— begin GIVEN DATA —

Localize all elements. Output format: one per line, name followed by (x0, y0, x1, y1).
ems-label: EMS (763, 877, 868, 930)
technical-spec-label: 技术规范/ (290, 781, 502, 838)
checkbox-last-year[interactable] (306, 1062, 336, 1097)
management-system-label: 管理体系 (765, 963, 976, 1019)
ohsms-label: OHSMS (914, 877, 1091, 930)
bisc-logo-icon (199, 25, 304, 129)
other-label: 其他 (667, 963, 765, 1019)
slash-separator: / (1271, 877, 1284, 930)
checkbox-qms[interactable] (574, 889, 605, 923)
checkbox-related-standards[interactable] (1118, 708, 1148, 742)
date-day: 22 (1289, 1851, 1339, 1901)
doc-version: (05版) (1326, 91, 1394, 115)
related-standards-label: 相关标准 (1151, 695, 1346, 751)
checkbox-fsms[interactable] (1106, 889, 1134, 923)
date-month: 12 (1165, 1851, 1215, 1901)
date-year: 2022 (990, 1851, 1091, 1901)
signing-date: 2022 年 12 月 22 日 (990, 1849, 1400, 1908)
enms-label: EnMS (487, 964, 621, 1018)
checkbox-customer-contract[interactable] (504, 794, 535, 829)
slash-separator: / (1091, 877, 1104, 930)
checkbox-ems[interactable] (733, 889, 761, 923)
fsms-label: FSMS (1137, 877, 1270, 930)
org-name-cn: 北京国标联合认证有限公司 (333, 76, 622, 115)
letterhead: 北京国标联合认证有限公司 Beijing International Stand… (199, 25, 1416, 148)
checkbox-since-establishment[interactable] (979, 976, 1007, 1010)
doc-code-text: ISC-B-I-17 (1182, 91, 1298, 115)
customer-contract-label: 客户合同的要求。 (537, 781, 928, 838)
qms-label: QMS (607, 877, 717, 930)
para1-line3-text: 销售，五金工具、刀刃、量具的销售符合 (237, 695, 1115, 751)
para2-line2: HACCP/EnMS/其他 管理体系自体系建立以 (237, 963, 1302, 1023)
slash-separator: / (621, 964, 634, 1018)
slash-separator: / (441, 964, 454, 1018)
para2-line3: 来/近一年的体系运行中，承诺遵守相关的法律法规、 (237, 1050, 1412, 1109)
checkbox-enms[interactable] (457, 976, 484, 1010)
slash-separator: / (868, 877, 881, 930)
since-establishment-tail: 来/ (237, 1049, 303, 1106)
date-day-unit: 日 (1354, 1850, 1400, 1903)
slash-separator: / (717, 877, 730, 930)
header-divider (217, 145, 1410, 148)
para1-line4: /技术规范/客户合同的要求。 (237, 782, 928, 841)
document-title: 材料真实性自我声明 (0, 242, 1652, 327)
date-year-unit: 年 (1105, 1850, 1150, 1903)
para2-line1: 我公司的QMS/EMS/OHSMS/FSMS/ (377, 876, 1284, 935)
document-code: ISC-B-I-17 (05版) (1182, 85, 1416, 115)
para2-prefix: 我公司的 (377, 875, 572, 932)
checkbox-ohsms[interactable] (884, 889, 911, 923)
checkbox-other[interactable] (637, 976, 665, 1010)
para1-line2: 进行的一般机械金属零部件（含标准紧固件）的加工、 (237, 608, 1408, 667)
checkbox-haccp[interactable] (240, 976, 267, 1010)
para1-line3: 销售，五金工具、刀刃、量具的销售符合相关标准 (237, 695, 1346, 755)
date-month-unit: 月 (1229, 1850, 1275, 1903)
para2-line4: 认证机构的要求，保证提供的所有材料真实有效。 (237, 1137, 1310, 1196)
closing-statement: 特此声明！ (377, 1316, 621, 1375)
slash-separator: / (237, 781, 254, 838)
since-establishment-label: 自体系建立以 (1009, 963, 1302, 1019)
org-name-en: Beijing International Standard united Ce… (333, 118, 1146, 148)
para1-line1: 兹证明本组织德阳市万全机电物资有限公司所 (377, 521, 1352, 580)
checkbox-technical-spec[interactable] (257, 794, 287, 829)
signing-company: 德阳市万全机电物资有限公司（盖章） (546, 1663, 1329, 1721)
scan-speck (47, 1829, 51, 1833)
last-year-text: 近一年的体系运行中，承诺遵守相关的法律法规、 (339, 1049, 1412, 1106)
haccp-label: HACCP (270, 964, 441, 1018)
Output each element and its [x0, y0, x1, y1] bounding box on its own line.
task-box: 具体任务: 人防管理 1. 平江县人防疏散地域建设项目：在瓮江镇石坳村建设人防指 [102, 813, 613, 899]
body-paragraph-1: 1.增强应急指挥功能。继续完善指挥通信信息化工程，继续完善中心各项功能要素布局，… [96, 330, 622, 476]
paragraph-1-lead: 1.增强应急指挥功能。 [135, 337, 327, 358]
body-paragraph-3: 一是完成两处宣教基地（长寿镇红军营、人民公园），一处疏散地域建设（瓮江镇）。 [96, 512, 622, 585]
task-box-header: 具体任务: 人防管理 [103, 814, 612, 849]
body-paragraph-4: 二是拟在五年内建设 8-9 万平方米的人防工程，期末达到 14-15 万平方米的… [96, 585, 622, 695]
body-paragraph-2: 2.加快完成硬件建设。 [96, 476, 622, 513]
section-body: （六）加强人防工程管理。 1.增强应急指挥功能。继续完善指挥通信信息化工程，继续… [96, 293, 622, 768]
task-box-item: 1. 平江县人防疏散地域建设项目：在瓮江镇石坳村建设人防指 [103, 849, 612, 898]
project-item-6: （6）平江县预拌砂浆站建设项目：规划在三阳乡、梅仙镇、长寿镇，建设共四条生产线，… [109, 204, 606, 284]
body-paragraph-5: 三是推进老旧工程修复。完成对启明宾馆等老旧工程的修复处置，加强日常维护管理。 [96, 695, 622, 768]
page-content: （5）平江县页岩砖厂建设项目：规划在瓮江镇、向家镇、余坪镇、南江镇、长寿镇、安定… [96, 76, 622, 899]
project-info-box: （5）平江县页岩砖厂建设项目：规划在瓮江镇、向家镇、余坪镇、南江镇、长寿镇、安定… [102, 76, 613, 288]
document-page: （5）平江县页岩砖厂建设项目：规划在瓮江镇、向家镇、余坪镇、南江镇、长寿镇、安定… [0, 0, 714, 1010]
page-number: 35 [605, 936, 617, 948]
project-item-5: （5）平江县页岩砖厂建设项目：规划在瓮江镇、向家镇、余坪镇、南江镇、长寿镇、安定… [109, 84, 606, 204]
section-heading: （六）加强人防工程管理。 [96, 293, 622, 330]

— end GIVEN DATA —

**EXERCISE DETAILS**
Locate every line in the items above that contains the string "平江县页岩砖厂建设项目" and copy each of those lines.

**COMPLETE ANSWER**
page-content: （5）平江县页岩砖厂建设项目：规划在瓮江镇、向家镇、余坪镇、南江镇、长寿镇、安定… [96, 76, 622, 899]
project-info-box: （5）平江县页岩砖厂建设项目：规划在瓮江镇、向家镇、余坪镇、南江镇、长寿镇、安定… [102, 76, 613, 288]
document-page: （5）平江县页岩砖厂建设项目：规划在瓮江镇、向家镇、余坪镇、南江镇、长寿镇、安定… [0, 0, 714, 1010]
project-item-5: （5）平江县页岩砖厂建设项目：规划在瓮江镇、向家镇、余坪镇、南江镇、长寿镇、安定… [109, 84, 606, 204]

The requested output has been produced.